* DATA PROVIDED
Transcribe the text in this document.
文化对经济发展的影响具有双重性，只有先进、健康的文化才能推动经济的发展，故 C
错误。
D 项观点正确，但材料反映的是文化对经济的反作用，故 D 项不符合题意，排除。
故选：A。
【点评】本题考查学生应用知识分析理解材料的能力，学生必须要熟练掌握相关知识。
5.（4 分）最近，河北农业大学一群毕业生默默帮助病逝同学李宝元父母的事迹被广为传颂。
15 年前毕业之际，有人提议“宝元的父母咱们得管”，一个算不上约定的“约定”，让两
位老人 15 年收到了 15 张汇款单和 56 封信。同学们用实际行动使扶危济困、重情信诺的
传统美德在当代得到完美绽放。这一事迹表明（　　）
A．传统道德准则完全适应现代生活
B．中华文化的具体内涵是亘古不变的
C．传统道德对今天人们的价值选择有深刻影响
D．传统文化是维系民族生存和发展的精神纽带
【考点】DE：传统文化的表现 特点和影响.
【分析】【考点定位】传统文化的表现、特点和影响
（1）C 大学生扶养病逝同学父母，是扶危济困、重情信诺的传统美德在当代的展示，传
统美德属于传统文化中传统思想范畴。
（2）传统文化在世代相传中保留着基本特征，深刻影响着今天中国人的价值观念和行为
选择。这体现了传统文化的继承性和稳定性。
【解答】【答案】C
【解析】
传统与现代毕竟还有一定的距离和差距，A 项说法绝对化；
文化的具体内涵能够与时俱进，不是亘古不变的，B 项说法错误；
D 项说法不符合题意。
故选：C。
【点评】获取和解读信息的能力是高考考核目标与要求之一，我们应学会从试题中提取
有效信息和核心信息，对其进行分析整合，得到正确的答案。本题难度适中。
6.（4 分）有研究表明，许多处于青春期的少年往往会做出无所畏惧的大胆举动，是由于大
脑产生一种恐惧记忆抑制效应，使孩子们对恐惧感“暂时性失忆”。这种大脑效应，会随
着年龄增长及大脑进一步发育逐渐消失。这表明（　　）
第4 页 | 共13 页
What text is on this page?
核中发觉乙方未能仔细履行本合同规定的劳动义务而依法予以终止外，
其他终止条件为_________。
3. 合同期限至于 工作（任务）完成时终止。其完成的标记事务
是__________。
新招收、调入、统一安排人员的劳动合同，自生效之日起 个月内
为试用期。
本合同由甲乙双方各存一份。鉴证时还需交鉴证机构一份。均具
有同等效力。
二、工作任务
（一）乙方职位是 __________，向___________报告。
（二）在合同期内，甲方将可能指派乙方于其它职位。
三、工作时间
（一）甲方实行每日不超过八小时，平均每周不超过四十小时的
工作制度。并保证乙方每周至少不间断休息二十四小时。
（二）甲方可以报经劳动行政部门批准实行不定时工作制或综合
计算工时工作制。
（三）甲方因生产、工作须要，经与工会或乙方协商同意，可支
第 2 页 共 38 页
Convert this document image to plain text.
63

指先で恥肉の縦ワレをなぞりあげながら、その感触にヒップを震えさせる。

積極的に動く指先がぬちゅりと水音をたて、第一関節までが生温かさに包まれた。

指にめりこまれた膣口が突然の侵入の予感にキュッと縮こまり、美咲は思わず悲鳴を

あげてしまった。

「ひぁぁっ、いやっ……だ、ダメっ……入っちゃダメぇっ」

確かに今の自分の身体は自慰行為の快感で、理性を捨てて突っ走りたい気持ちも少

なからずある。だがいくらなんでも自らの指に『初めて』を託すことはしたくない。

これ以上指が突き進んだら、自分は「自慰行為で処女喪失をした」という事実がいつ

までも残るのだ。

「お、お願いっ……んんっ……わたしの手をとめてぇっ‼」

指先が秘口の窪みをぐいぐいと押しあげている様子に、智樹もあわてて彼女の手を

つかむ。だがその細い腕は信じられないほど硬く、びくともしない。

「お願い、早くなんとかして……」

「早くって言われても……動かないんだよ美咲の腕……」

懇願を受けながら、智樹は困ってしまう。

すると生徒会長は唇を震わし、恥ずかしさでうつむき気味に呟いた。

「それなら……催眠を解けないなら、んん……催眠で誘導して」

* THE REQUEST
Starting at the line that contains "Convert this document image to plain text.", output each remaining line of the listing, the last line included, exactly as it appears.

* TASK ANSWER
Convert this document image to plain text.
63

指先で恥肉の縦ワレをなぞりあげながら、その感触にヒップを震えさせる。

積極的に動く指先がぬちゅりと水音をたて、第一関節までが生温かさに包まれた。

指にめりこまれた膣口が突然の侵入の予感にキュッと縮こまり、美咲は思わず悲鳴を

あげてしまった。

「ひぁぁっ、いやっ……だ、ダメっ……入っちゃダメぇっ」

確かに今の自分の身体は自慰行為の快感で、理性を捨てて突っ走りたい気持ちも少

なからずある。だがいくらなんでも自らの指に『初めて』を託すことはしたくない。

これ以上指が突き進んだら、自分は「自慰行為で処女喪失をした」という事実がいつ

までも残るのだ。

「お、お願いっ……んんっ……わたしの手をとめてぇっ‼」

指先が秘口の窪みをぐいぐいと押しあげている様子に、智樹もあわてて彼女の手を

つかむ。だがその細い腕は信じられないほど硬く、びくともしない。

「お願い、早くなんとかして……」

「早くって言われても……動かないんだよ美咲の腕……」

懇願を受けながら、智樹は困ってしまう。

すると生徒会長は唇を震わし、恥ずかしさでうつむき気味に呟いた。

「それなら……催眠を解けないなら、んん……催眠で誘導して」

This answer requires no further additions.